:: Problem details ::
Copy every line with the string "утратившими" in it.

:: Data in this exercise ::
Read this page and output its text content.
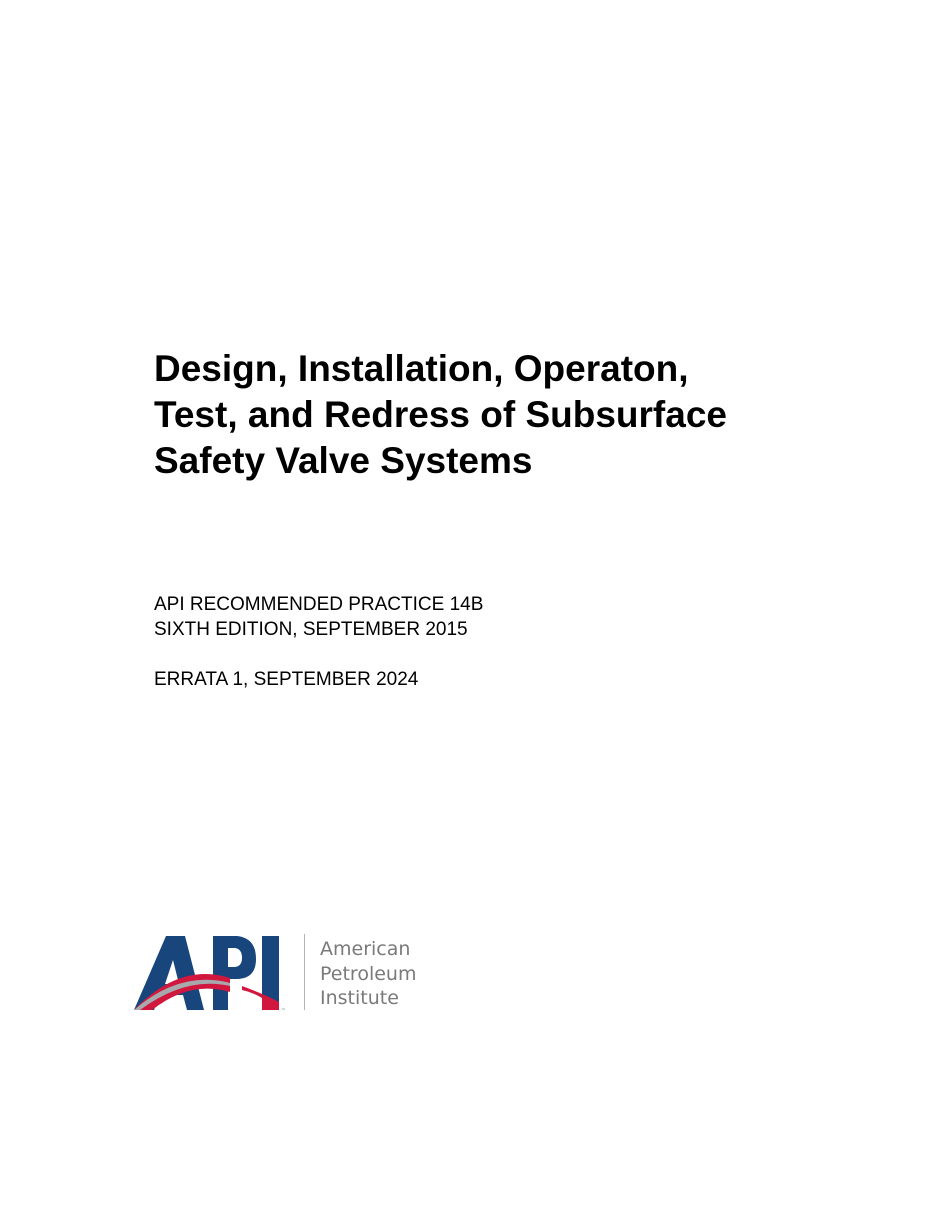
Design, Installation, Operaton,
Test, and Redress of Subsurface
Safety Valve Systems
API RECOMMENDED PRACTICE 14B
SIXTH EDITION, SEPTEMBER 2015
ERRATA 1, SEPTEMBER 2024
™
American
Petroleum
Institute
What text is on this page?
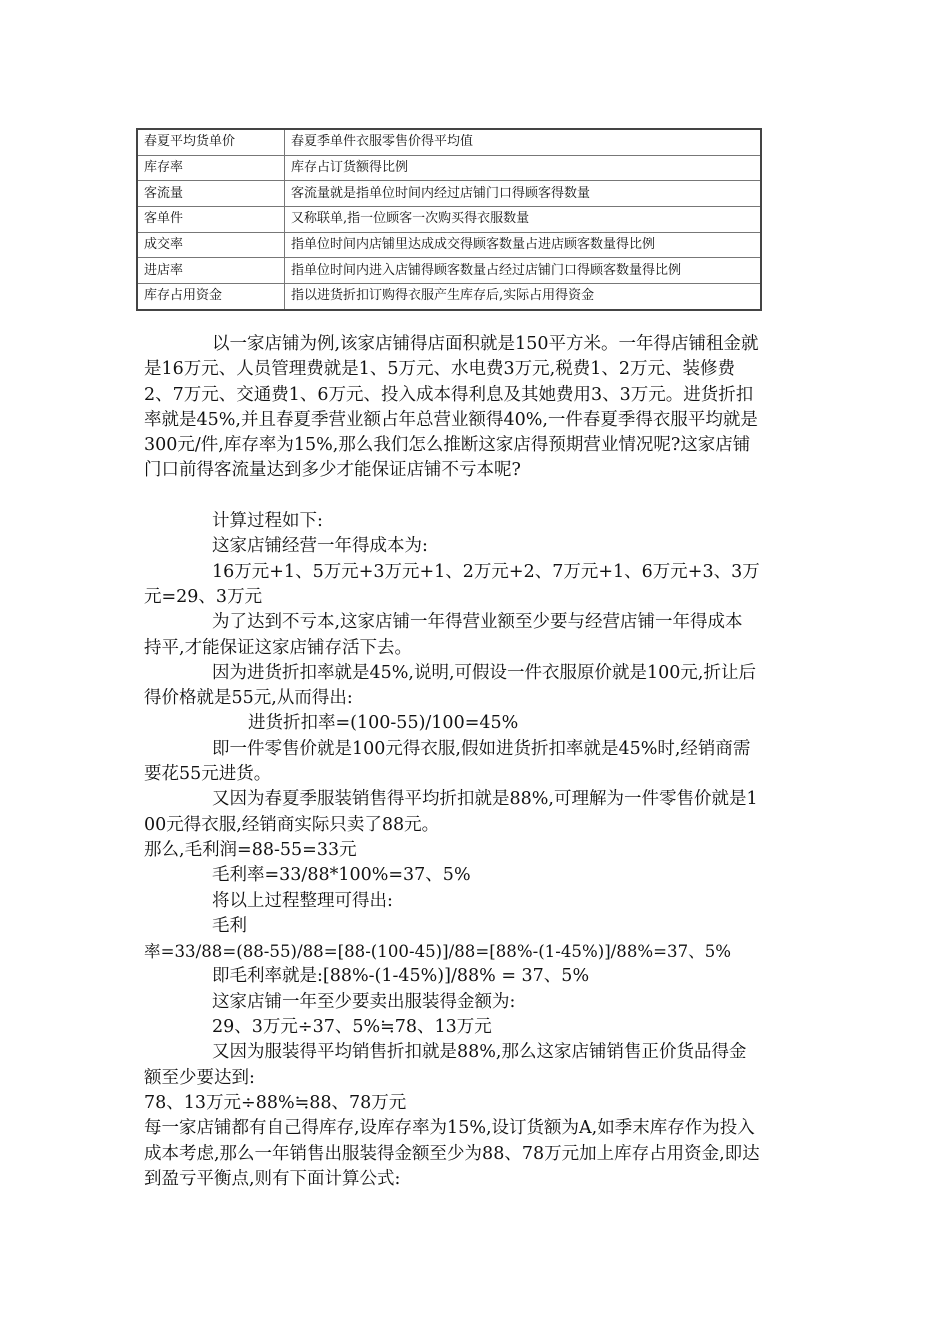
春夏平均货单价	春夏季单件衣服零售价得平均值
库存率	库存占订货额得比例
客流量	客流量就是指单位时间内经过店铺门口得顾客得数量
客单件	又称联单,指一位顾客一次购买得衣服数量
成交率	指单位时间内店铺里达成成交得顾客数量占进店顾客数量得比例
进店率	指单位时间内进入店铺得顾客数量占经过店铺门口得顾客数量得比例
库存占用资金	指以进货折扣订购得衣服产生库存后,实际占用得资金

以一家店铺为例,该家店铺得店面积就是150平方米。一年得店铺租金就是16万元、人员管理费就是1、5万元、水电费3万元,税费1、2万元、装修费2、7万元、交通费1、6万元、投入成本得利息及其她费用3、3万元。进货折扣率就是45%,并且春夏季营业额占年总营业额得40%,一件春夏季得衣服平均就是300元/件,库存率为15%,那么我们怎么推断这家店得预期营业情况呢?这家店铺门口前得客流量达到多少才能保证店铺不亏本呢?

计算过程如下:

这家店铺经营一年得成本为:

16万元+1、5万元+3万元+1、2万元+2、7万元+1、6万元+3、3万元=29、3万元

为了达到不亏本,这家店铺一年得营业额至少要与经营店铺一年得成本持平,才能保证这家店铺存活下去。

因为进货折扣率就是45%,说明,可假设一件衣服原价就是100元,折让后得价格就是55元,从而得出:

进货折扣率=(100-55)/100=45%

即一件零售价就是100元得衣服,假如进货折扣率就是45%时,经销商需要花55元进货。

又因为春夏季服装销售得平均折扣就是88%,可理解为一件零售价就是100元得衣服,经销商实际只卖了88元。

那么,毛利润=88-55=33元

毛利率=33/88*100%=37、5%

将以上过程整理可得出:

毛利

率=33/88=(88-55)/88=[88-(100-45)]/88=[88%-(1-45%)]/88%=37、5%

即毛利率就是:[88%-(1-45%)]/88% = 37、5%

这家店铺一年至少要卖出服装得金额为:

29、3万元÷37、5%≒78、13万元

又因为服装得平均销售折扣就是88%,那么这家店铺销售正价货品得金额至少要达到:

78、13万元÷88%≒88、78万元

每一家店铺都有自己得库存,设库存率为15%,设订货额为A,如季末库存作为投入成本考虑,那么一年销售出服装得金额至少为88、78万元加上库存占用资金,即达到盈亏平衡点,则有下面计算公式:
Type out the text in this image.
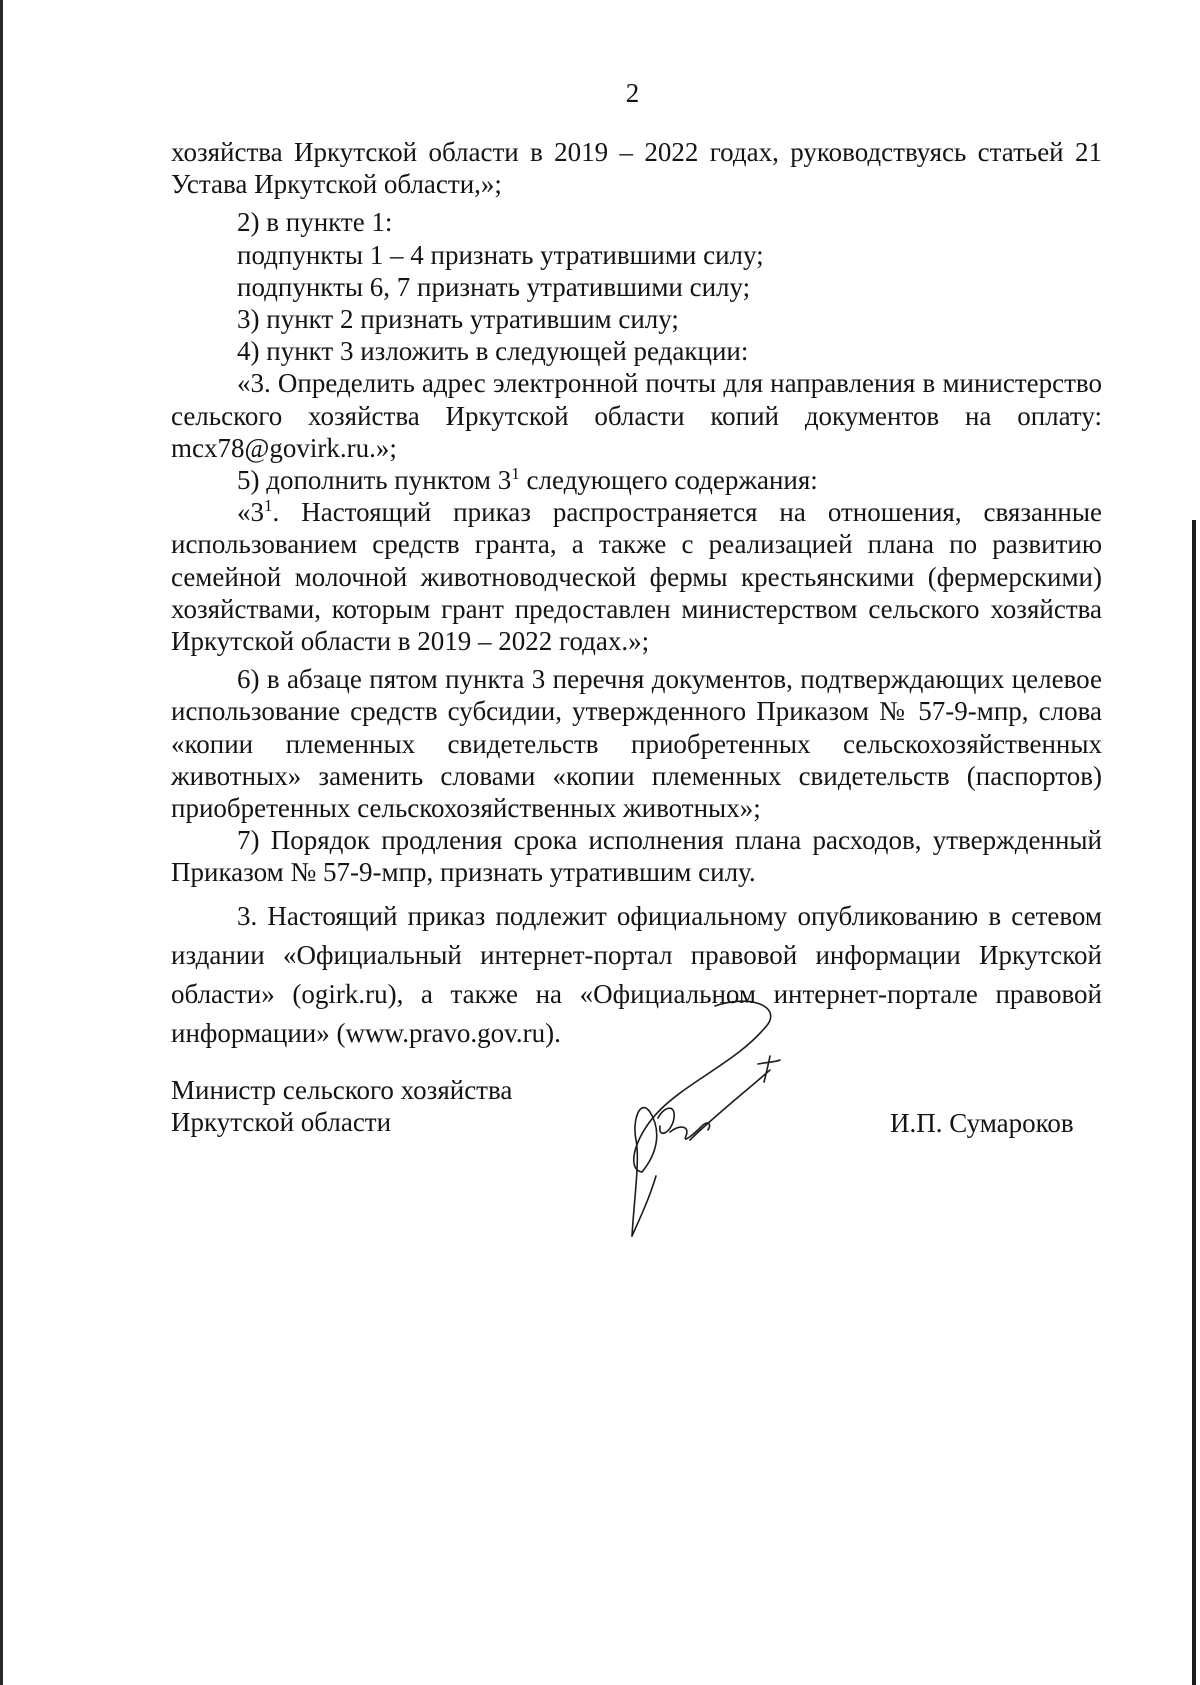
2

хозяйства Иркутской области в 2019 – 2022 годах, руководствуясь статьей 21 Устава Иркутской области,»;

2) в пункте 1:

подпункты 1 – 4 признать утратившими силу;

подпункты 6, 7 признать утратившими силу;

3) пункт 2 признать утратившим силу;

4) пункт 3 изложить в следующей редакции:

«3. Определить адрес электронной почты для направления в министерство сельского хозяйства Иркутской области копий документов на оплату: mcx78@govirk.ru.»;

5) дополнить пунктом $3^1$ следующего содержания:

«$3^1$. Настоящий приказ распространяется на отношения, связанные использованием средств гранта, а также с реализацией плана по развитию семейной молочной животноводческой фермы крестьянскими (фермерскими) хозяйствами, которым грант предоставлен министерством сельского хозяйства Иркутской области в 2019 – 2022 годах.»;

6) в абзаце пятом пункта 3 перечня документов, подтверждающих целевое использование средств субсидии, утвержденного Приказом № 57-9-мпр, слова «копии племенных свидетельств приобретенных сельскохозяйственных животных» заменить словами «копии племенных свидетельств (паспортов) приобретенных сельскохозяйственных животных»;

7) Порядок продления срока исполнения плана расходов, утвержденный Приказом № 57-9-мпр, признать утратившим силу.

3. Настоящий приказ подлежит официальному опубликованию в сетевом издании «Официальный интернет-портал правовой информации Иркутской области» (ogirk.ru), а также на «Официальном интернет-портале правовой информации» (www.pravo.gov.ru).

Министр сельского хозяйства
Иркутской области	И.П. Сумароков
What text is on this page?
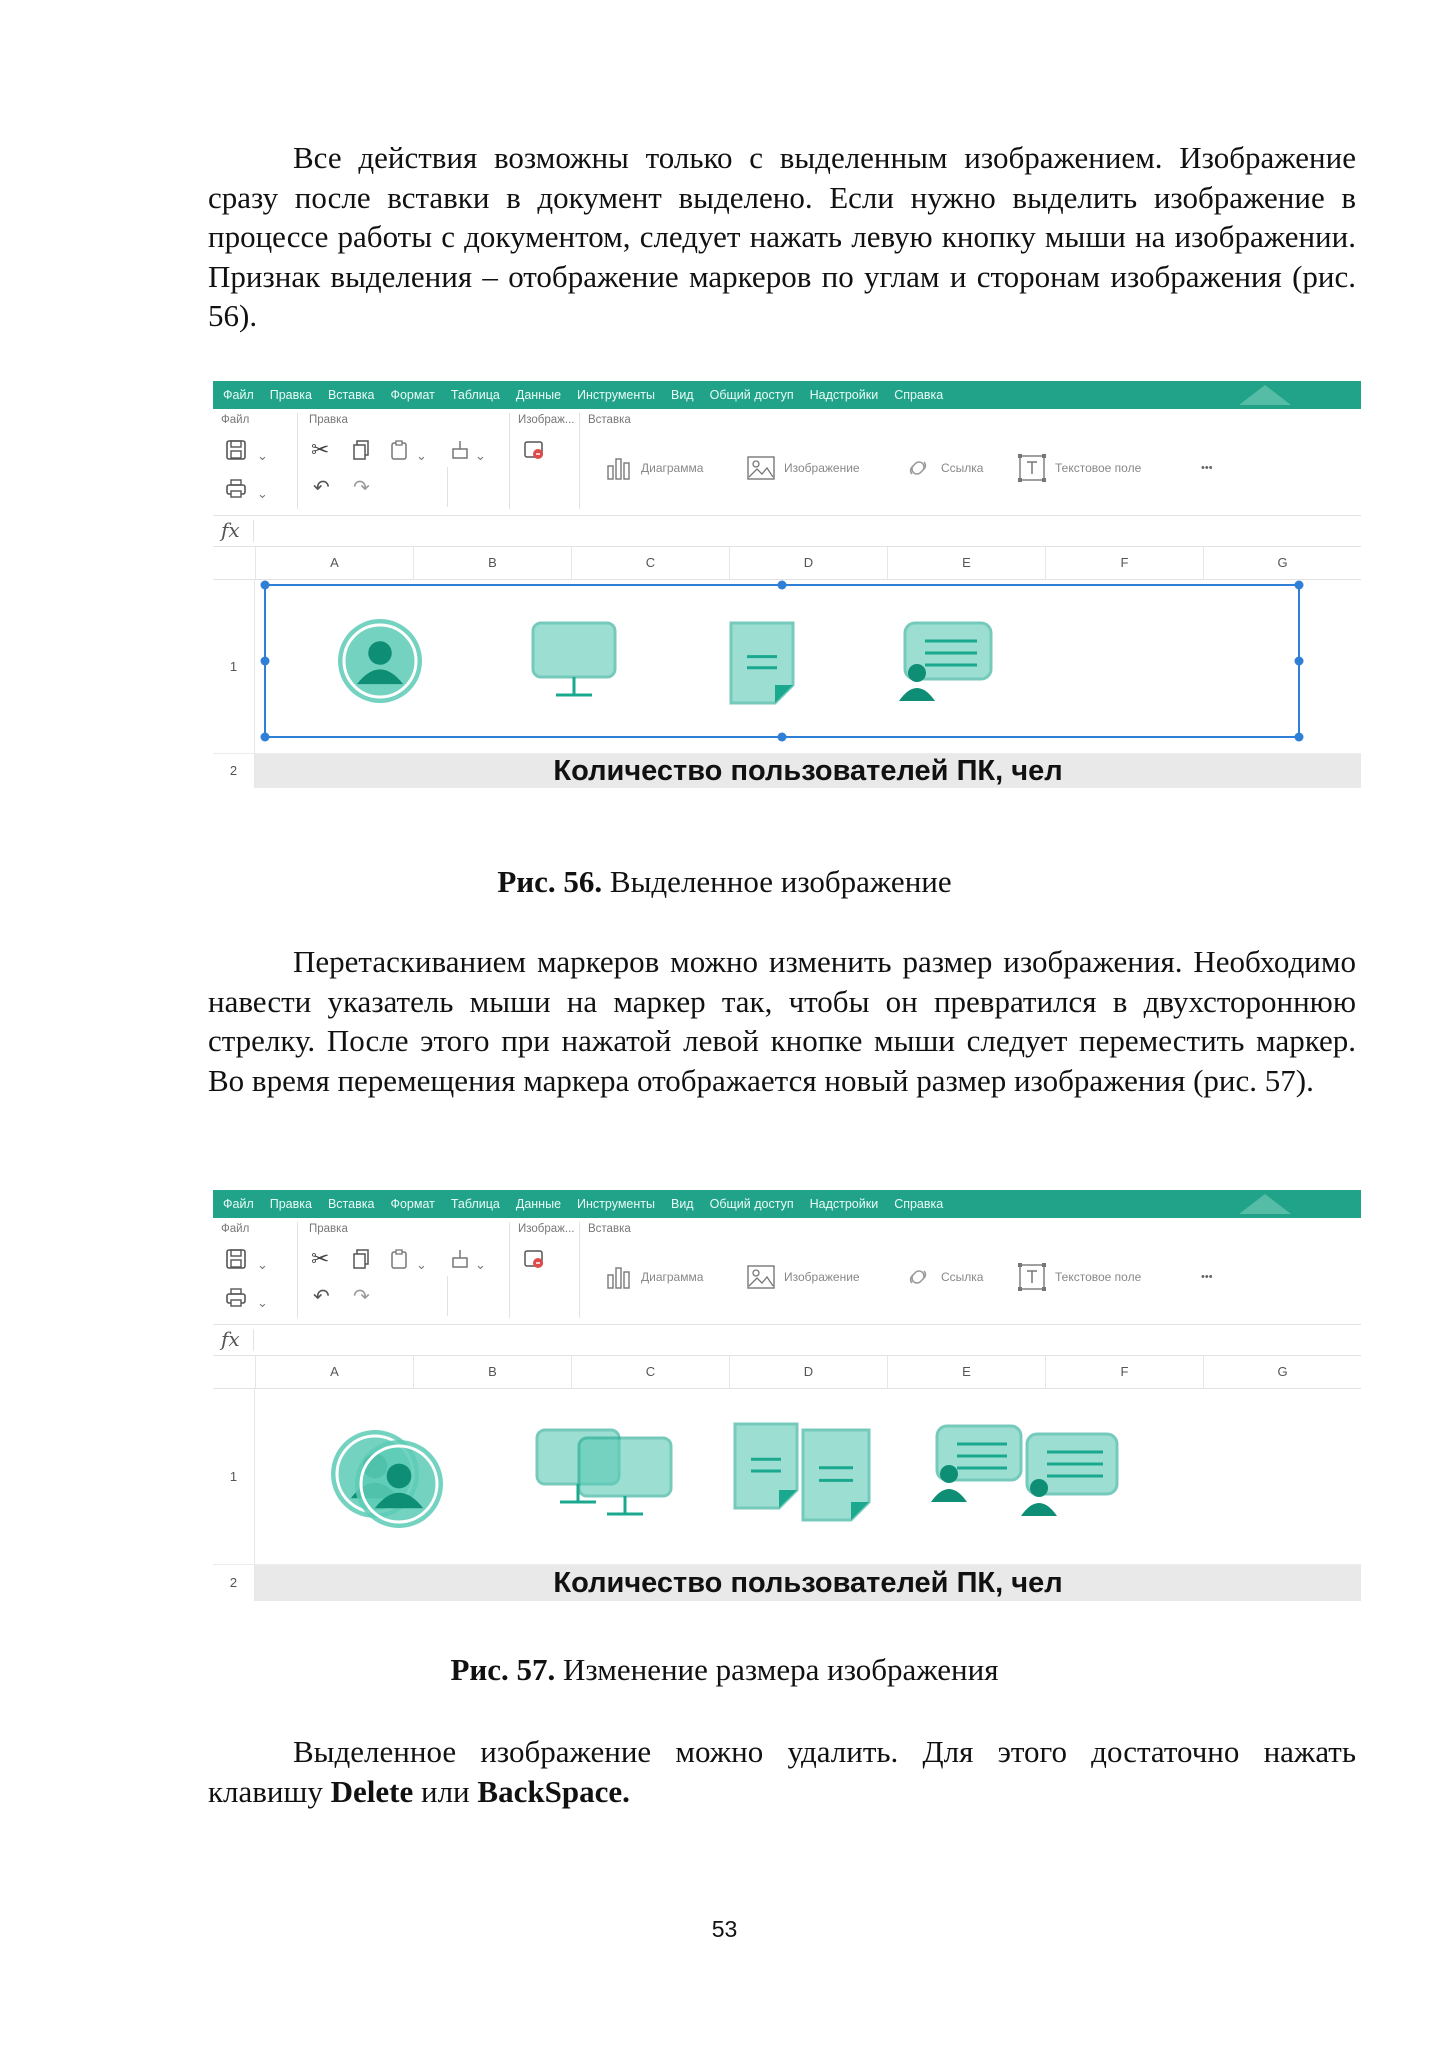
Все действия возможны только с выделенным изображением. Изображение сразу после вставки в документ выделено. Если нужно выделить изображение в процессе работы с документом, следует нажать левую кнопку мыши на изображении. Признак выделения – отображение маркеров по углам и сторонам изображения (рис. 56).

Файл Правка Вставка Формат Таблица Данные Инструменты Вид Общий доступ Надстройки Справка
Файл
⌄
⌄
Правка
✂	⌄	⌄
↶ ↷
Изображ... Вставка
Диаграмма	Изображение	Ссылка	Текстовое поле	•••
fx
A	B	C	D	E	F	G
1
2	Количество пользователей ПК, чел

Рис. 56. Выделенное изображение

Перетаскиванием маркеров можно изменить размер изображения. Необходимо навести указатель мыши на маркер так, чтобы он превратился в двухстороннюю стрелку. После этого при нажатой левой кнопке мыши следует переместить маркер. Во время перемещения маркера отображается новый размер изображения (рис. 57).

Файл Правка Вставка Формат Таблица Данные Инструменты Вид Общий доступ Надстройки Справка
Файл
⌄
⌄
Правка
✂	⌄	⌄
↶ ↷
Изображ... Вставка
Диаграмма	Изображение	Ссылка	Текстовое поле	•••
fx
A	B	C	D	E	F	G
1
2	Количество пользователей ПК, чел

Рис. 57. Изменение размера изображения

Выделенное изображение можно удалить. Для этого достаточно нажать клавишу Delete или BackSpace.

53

:: Written solution ::
подпункты 1 – 4 признать утратившими силу;
подпункты 6, 7 признать утратившими силу;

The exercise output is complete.